[THE TASK]
Copy each of the entries below faithfully, setting aside any pictures.

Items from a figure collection
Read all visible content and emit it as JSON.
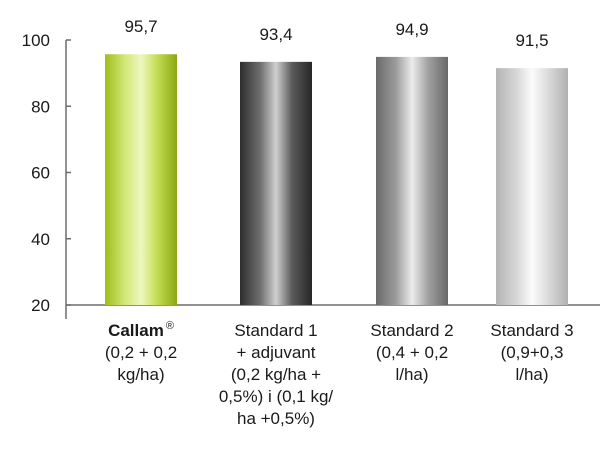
{
  "chart_data": {
    "type": "bar",
    "title": "",
    "xlabel": "",
    "ylabel": "",
    "ylim": [
      20,
      100
    ],
    "yticks": [
      "20",
      "40",
      "60",
      "80",
      "100"
    ],
    "grid": false,
    "legend": "none",
    "categories": [
      {
        "lines": [
          {
            "text": "Callam",
            "bold": true,
            "sup": "®"
          },
          {
            "text": "(0,2 + 0,2"
          },
          {
            "text": "kg/ha)"
          }
        ],
        "value": 95.7,
        "value_label": "95,7",
        "style": "green"
      },
      {
        "lines": [
          {
            "text": "Standard 1"
          },
          {
            "text": "+ adjuvant"
          },
          {
            "text": "(0,2 kg/ha +"
          },
          {
            "text": "0,5%) i (0,1 kg/"
          },
          {
            "text": "ha +0,5%)"
          }
        ],
        "value": 93.4,
        "value_label": "93,4",
        "style": "dark"
      },
      {
        "lines": [
          {
            "text": "Standard 2"
          },
          {
            "text": "(0,4 + 0,2"
          },
          {
            "text": "l/ha)"
          }
        ],
        "value": 94.9,
        "value_label": "94,9",
        "style": "mid"
      },
      {
        "lines": [
          {
            "text": "Standard 3"
          },
          {
            "text": "(0,9+0,3"
          },
          {
            "text": "l/ha)"
          }
        ],
        "value": 91.5,
        "value_label": "91,5",
        "style": "light"
      }
    ],
    "colors": {
      "green": [
        "#9fbd1a",
        "#d2e878",
        "#eef7c0",
        "#c4dd55",
        "#8aa812"
      ],
      "dark": [
        "#2e2e2e",
        "#6e6e6e",
        "#cfcfcf",
        "#5c5c5c",
        "#262626"
      ],
      "mid": [
        "#6a6a6a",
        "#9c9c9c",
        "#ececec",
        "#a2a2a2",
        "#686868"
      ],
      "light": [
        "#b4b4b4",
        "#d6d6d6",
        "#fbfbfb",
        "#dcdcdc",
        "#b0b0b0"
      ]
    }
  }
}
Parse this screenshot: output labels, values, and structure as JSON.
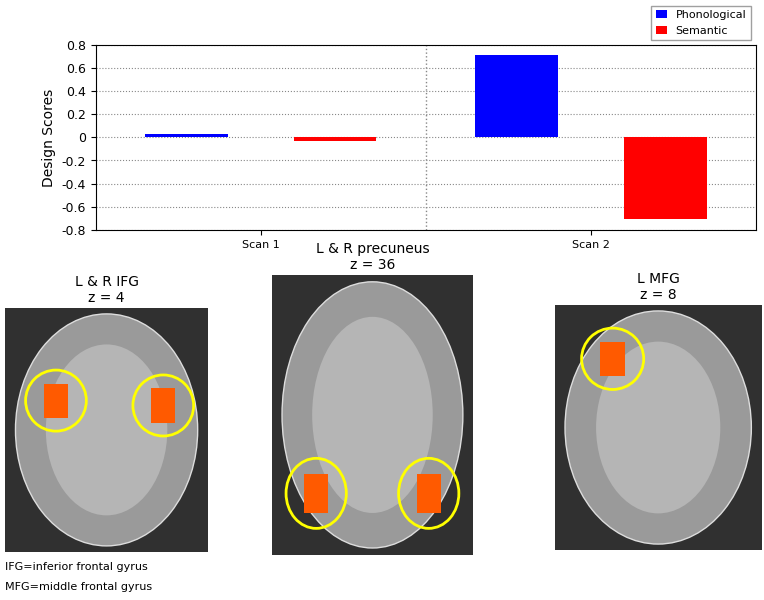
{
  "chart_data": {
    "type": "bar",
    "y_label": "Design Scores",
    "categories": [
      "Scan 1",
      "Scan 2"
    ],
    "series": [
      {
        "name": "Phonological",
        "color": "#0000ff",
        "values": [
          0.03,
          0.71
        ]
      },
      {
        "name": "Semantic",
        "color": "#ff0000",
        "values": [
          -0.03,
          -0.71
        ]
      }
    ],
    "ylim": [
      -0.8,
      0.8
    ],
    "yticks": [
      -0.8,
      -0.6,
      -0.4,
      -0.2,
      0,
      0.2,
      0.4,
      0.6,
      0.8
    ],
    "grid": true,
    "legend": "upper right"
  },
  "panels": [
    {
      "title": [
        "L & R IFG",
        "z = 4"
      ]
    },
    {
      "title": [
        "L & R precuneus",
        "z = 36"
      ]
    },
    {
      "title": [
        "L MFG",
        "z = 8"
      ]
    }
  ],
  "notes": [
    "IFG=inferior frontal gyrus",
    "MFG=middle frontal gyrus"
  ]
}
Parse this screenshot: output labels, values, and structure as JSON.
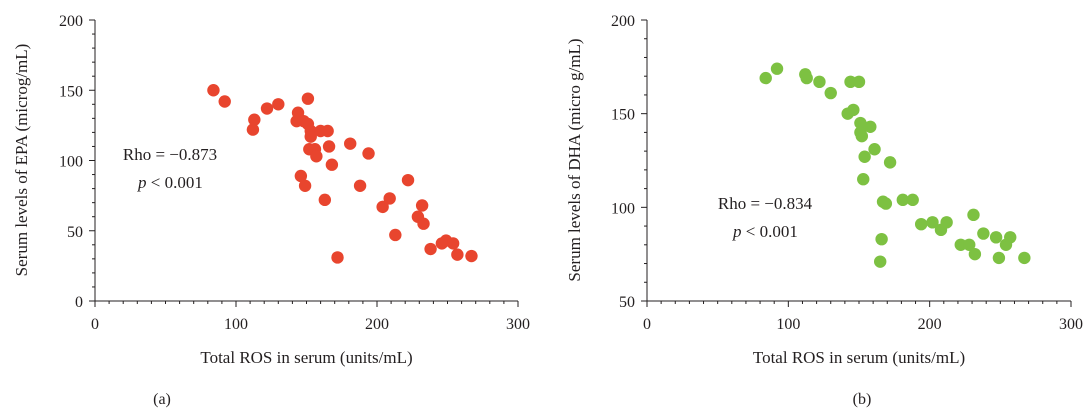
{
  "chart_data": [
    {
      "type": "scatter",
      "panel_label": "(a)",
      "xlabel": "Total ROS in serum (units/mL)",
      "ylabel": "Serum levels of EPA (microg/mL)",
      "xlim": [
        0,
        300
      ],
      "ylim": [
        0,
        200
      ],
      "xticks": [
        "0",
        "100",
        "200",
        "300"
      ],
      "yticks": [
        "0",
        "50",
        "100",
        "150",
        "200"
      ],
      "grid": false,
      "marker_color": "#e8452e",
      "annotation": {
        "rho": "Rho = −0.873",
        "p_italic": "p",
        "p_rest": " < 0.001"
      },
      "points": [
        [
          84,
          150
        ],
        [
          92,
          142
        ],
        [
          112,
          122
        ],
        [
          113,
          129
        ],
        [
          122,
          137
        ],
        [
          130,
          140
        ],
        [
          143,
          128
        ],
        [
          144,
          134
        ],
        [
          146,
          89
        ],
        [
          148,
          128
        ],
        [
          149,
          82
        ],
        [
          151,
          126
        ],
        [
          151,
          144
        ],
        [
          152,
          108
        ],
        [
          153,
          121
        ],
        [
          153,
          117
        ],
        [
          156,
          108
        ],
        [
          157,
          103
        ],
        [
          160,
          121
        ],
        [
          163,
          72
        ],
        [
          165,
          121
        ],
        [
          166,
          110
        ],
        [
          168,
          97
        ],
        [
          172,
          31
        ],
        [
          181,
          112
        ],
        [
          188,
          82
        ],
        [
          194,
          105
        ],
        [
          204,
          67
        ],
        [
          209,
          73
        ],
        [
          213,
          47
        ],
        [
          222,
          86
        ],
        [
          229,
          60
        ],
        [
          232,
          68
        ],
        [
          233,
          55
        ],
        [
          238,
          37
        ],
        [
          246,
          41
        ],
        [
          249,
          43
        ],
        [
          254,
          41
        ],
        [
          257,
          33
        ],
        [
          267,
          32
        ]
      ]
    },
    {
      "type": "scatter",
      "panel_label": "(b)",
      "xlabel": "Total ROS in serum (units/mL)",
      "ylabel": "Serum levels of DHA (micro g/mL)",
      "xlim": [
        0,
        300
      ],
      "ylim": [
        50,
        200
      ],
      "xticks": [
        "0",
        "100",
        "200",
        "300"
      ],
      "yticks": [
        "50",
        "100",
        "150",
        "200"
      ],
      "grid": false,
      "marker_color": "#7dc142",
      "annotation": {
        "rho": "Rho = −0.834",
        "p_italic": "p",
        "p_rest": " < 0.001"
      },
      "points": [
        [
          84,
          169
        ],
        [
          92,
          174
        ],
        [
          112,
          171
        ],
        [
          113,
          169
        ],
        [
          122,
          167
        ],
        [
          130,
          161
        ],
        [
          142,
          150
        ],
        [
          144,
          167
        ],
        [
          146,
          152
        ],
        [
          150,
          167
        ],
        [
          151,
          145
        ],
        [
          151,
          140
        ],
        [
          152,
          138
        ],
        [
          153,
          115
        ],
        [
          154,
          127
        ],
        [
          158,
          143
        ],
        [
          161,
          131
        ],
        [
          165,
          71
        ],
        [
          166,
          83
        ],
        [
          167,
          103
        ],
        [
          169,
          102
        ],
        [
          172,
          124
        ],
        [
          181,
          104
        ],
        [
          188,
          104
        ],
        [
          194,
          91
        ],
        [
          202,
          92
        ],
        [
          208,
          88
        ],
        [
          212,
          92
        ],
        [
          222,
          80
        ],
        [
          228,
          80
        ],
        [
          231,
          96
        ],
        [
          232,
          75
        ],
        [
          238,
          86
        ],
        [
          247,
          84
        ],
        [
          249,
          73
        ],
        [
          254,
          80
        ],
        [
          257,
          84
        ],
        [
          267,
          73
        ]
      ]
    }
  ]
}
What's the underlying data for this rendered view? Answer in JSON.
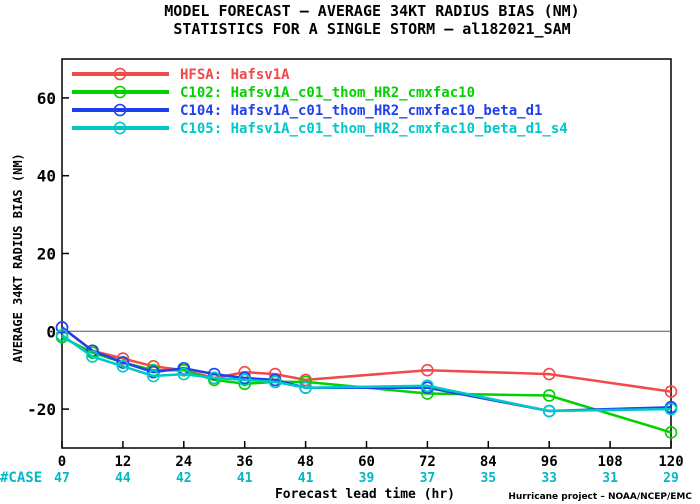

[RESULT FOR THIS EXERCISE]
Read all visible content and emit it as JSON.
{
  "chart_data": {
    "type": "bar",
    "title": "",
    "xlabel": "",
    "ylabel": "",
    "ylim": [
      20,
      100
    ],
    "yticks": [
      "20",
      "40",
      "60",
      "80",
      "100"
    ],
    "grid": false,
    "legend": "none",
    "categories": [
      {
        "lines": [
          {
            "text": "Callam",
            "bold": true,
            "sup": "®"
          },
          {
            "text": "(0,2 + 0,2"
          },
          {
            "text": "kg/ha)"
          }
        ],
        "value": 95.7,
        "value_label": "95,7",
        "style": "green"
      },
      {
        "lines": [
          {
            "text": "Standard 1"
          },
          {
            "text": "+ adjuvant"
          },
          {
            "text": "(0,2 kg/ha +"
          },
          {
            "text": "0,5%) i (0,1 kg/"
          },
          {
            "text": "ha +0,5%)"
          }
        ],
        "value": 93.4,
        "value_label": "93,4",
        "style": "dark"
      },
      {
        "lines": [
          {
            "text": "Standard 2"
          },
          {
            "text": "(0,4 + 0,2"
          },
          {
            "text": "l/ha)"
          }
        ],
        "value": 94.9,
        "value_label": "94,9",
        "style": "mid"
      },
      {
        "lines": [
          {
            "text": "Standard 3"
          },
          {
            "text": "(0,9+0,3"
          },
          {
            "text": "l/ha)"
          }
        ],
        "value": 91.5,
        "value_label": "91,5",
        "style": "light"
      }
    ],
    "colors": {
      "green": [
        "#9fbd1a",
        "#d2e878",
        "#eef7c0",
        "#c4dd55",
        "#8aa812"
      ],
      "dark": [
        "#2e2e2e",
        "#6e6e6e",
        "#cfcfcf",
        "#5c5c5c",
        "#262626"
      ],
      "mid": [
        "#6a6a6a",
        "#9c9c9c",
        "#ececec",
        "#a2a2a2",
        "#686868"
      ],
      "light": [
        "#b4b4b4",
        "#d6d6d6",
        "#fbfbfb",
        "#dcdcdc",
        "#b0b0b0"
      ]
    }
  }
}
Parse this screenshot: output labels, values, and structure as JSON.
{
  "chart_data": {
    "type": "bar",
    "y_label": "Design Scores",
    "categories": [
      "Scan 1",
      "Scan 2"
    ],
    "series": [
      {
        "name": "Phonological",
        "color": "#0000ff",
        "values": [
          0.03,
          0.71
        ]
      },
      {
        "name": "Semantic",
        "color": "#ff0000",
        "values": [
          -0.03,
          -0.71
        ]
      }
    ],
    "ylim": [
      -0.8,
      0.8
    ],
    "yticks": [
      -0.8,
      -0.6,
      -0.4,
      -0.2,
      0,
      0.2,
      0.4,
      0.6,
      0.8
    ],
    "grid": true,
    "legend": "upper right"
  },
  "panels": [
    {
      "title": [
        "L & R IFG",
        "z = 4"
      ]
    },
    {
      "title": [
        "L & R precuneus",
        "z = 36"
      ]
    },
    {
      "title": [
        "L MFG",
        "z = 8"
      ]
    }
  ],
  "notes": [
    "IFG=inferior frontal gyrus",
    "MFG=middle frontal gyrus"
  ]
}
Parse this screenshot: output labels, values, and structure as JSON.
{
  "chart_data": [
    {
      "type": "scatter",
      "panel_label": "(a)",
      "xlabel": "Total ROS in serum (units/mL)",
      "ylabel": "Serum levels of EPA (microg/mL)",
      "xlim": [
        0,
        300
      ],
      "ylim": [
        0,
        200
      ],
      "xticks": [
        "0",
        "100",
        "200",
        "300"
      ],
      "yticks": [
        "0",
        "50",
        "100",
        "150",
        "200"
      ],
      "grid": false,
      "marker_color": "#e8452e",
      "annotation": {
        "rho": "Rho = −0.873",
        "p_italic": "p",
        "p_rest": " < 0.001"
      },
      "points": [
        [
          84,
          150
        ],
        [
          92,
          142
        ],
        [
          112,
          122
        ],
        [
          113,
          129
        ],
        [
          122,
          137
        ],
        [
          130,
          140
        ],
        [
          143,
          128
        ],
        [
          144,
          134
        ],
        [
          146,
          89
        ],
        [
          148,
          128
        ],
        [
          149,
          82
        ],
        [
          151,
          126
        ],
        [
          151,
          144
        ],
        [
          152,
          108
        ],
        [
          153,
          121
        ],
        [
          153,
          117
        ],
        [
          156,
          108
        ],
        [
          157,
          103
        ],
        [
          160,
          121
        ],
        [
          163,
          72
        ],
        [
          165,
          121
        ],
        [
          166,
          110
        ],
        [
          168,
          97
        ],
        [
          172,
          31
        ],
        [
          181,
          112
        ],
        [
          188,
          82
        ],
        [
          194,
          105
        ],
        [
          204,
          67
        ],
        [
          209,
          73
        ],
        [
          213,
          47
        ],
        [
          222,
          86
        ],
        [
          229,
          60
        ],
        [
          232,
          68
        ],
        [
          233,
          55
        ],
        [
          238,
          37
        ],
        [
          246,
          41
        ],
        [
          249,
          43
        ],
        [
          254,
          41
        ],
        [
          257,
          33
        ],
        [
          267,
          32
        ]
      ]
    },
    {
      "type": "scatter",
      "panel_label": "(b)",
      "xlabel": "Total ROS in serum (units/mL)",
      "ylabel": "Serum levels of DHA (micro g/mL)",
      "xlim": [
        0,
        300
      ],
      "ylim": [
        50,
        200
      ],
      "xticks": [
        "0",
        "100",
        "200",
        "300"
      ],
      "yticks": [
        "50",
        "100",
        "150",
        "200"
      ],
      "grid": false,
      "marker_color": "#7dc142",
      "annotation": {
        "rho": "Rho = −0.834",
        "p_italic": "p",
        "p_rest": " < 0.001"
      },
      "points": [
        [
          84,
          169
        ],
        [
          92,
          174
        ],
        [
          112,
          171
        ],
        [
          113,
          169
        ],
        [
          122,
          167
        ],
        [
          130,
          161
        ],
        [
          142,
          150
        ],
        [
          144,
          167
        ],
        [
          146,
          152
        ],
        [
          150,
          167
        ],
        [
          151,
          145
        ],
        [
          151,
          140
        ],
        [
          152,
          138
        ],
        [
          153,
          115
        ],
        [
          154,
          127
        ],
        [
          158,
          143
        ],
        [
          161,
          131
        ],
        [
          165,
          71
        ],
        [
          166,
          83
        ],
        [
          167,
          103
        ],
        [
          169,
          102
        ],
        [
          172,
          124
        ],
        [
          181,
          104
        ],
        [
          188,
          104
        ],
        [
          194,
          91
        ],
        [
          202,
          92
        ],
        [
          208,
          88
        ],
        [
          212,
          92
        ],
        [
          222,
          80
        ],
        [
          228,
          80
        ],
        [
          231,
          96
        ],
        [
          232,
          75
        ],
        [
          238,
          86
        ],
        [
          247,
          84
        ],
        [
          249,
          73
        ],
        [
          254,
          80
        ],
        [
          257,
          84
        ],
        [
          267,
          73
        ]
      ]
    }
  ]
}
What's the underlying data for this rendered view? Answer in JSON.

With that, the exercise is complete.